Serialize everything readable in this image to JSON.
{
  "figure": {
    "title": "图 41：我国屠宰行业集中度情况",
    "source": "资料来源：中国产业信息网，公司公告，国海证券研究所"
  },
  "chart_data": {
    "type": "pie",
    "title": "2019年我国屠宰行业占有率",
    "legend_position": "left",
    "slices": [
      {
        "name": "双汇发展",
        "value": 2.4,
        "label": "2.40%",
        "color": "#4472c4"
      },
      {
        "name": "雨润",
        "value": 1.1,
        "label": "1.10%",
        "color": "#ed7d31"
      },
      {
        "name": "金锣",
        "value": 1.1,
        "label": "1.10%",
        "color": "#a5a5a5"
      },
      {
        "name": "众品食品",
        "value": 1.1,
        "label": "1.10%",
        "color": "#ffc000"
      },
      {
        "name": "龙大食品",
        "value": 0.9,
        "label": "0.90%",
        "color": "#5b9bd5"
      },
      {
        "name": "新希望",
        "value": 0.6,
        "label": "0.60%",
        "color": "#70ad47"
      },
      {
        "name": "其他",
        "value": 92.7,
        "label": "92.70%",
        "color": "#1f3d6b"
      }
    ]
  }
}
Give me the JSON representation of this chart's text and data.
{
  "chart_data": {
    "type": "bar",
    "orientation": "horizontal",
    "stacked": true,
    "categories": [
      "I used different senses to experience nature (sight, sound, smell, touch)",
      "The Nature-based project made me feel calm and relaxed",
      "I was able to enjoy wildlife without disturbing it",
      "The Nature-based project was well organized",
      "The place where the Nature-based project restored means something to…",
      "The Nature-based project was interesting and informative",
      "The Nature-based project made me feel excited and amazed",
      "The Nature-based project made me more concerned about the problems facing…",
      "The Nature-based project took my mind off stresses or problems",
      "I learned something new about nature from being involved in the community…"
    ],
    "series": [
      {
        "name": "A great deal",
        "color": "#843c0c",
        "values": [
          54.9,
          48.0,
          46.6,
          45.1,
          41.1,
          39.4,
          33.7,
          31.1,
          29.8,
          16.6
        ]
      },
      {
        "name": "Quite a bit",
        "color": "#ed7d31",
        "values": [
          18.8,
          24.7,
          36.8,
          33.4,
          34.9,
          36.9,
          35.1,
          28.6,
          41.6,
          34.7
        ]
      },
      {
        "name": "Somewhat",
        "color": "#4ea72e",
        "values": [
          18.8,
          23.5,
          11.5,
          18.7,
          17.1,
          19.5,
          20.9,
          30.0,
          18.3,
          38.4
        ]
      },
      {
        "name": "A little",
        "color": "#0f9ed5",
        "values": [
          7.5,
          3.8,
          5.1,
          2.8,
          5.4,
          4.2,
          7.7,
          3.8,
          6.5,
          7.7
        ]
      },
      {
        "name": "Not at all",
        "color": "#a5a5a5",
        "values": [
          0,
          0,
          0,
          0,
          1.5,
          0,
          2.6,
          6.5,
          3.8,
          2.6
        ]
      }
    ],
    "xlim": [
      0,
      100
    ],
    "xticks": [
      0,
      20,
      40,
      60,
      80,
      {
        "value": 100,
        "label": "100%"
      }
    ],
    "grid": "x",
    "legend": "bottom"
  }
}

WRITTEN INSTRUCTION:
Without omitting anything, output the entries exactly.

ANSWER FOR THE TASK:
Serialize everything readable in this image to JSON.
{
  "figure": {
    "title": "图 41：我国屠宰行业集中度情况",
    "source": "资料来源：中国产业信息网，公司公告，国海证券研究所"
  },
  "chart_data": {
    "type": "pie",
    "title": "2019年我国屠宰行业占有率",
    "legend_position": "left",
    "slices": [
      {
        "name": "双汇发展",
        "value": 2.4,
        "label": "2.40%",
        "color": "#4472c4"
      },
      {
        "name": "雨润",
        "value": 1.1,
        "label": "1.10%",
        "color": "#ed7d31"
      },
      {
        "name": "金锣",
        "value": 1.1,
        "label": "1.10%",
        "color": "#a5a5a5"
      },
      {
        "name": "众品食品",
        "value": 1.1,
        "label": "1.10%",
        "color": "#ffc000"
      },
      {
        "name": "龙大食品",
        "value": 0.9,
        "label": "0.90%",
        "color": "#5b9bd5"
      },
      {
        "name": "新希望",
        "value": 0.6,
        "label": "0.60%",
        "color": "#70ad47"
      },
      {
        "name": "其他",
        "value": 92.7,
        "label": "92.70%",
        "color": "#1f3d6b"
      }
    ]
  }
}
Give me the JSON representation of this chart's text and data.
{
  "chart_data": {
    "type": "bar",
    "orientation": "horizontal",
    "stacked": true,
    "categories": [
      "I used different senses to experience nature (sight, sound, smell, touch)",
      "The Nature-based project made me feel calm and relaxed",
      "I was able to enjoy wildlife without disturbing it",
      "The Nature-based project was well organized",
      "The place where the Nature-based project restored means something to…",
      "The Nature-based project was interesting and informative",
      "The Nature-based project made me feel excited and amazed",
      "The Nature-based project made me more concerned about the problems facing…",
      "The Nature-based project took my mind off stresses or problems",
      "I learned something new about nature from being involved in the community…"
    ],
    "series": [
      {
        "name": "A great deal",
        "color": "#843c0c",
        "values": [
          54.9,
          48.0,
          46.6,
          45.1,
          41.1,
          39.4,
          33.7,
          31.1,
          29.8,
          16.6
        ]
      },
      {
        "name": "Quite a bit",
        "color": "#ed7d31",
        "values": [
          18.8,
          24.7,
          36.8,
          33.4,
          34.9,
          36.9,
          35.1,
          28.6,
          41.6,
          34.7
        ]
      },
      {
        "name": "Somewhat",
        "color": "#4ea72e",
        "values": [
          18.8,
          23.5,
          11.5,
          18.7,
          17.1,
          19.5,
          20.9,
          30.0,
          18.3,
          38.4
        ]
      },
      {
        "name": "A little",
        "color": "#0f9ed5",
        "values": [
          7.5,
          3.8,
          5.1,
          2.8,
          5.4,
          4.2,
          7.7,
          3.8,
          6.5,
          7.7
        ]
      },
      {
        "name": "Not at all",
        "color": "#a5a5a5",
        "values": [
          0,
          0,
          0,
          0,
          1.5,
          0,
          2.6,
          6.5,
          3.8,
          2.6
        ]
      }
    ],
    "xlim": [
      0,
      100
    ],
    "xticks": [
      0,
      20,
      40,
      60,
      80,
      {
        "value": 100,
        "label": "100%"
      }
    ],
    "grid": "x",
    "legend": "bottom"
  }
}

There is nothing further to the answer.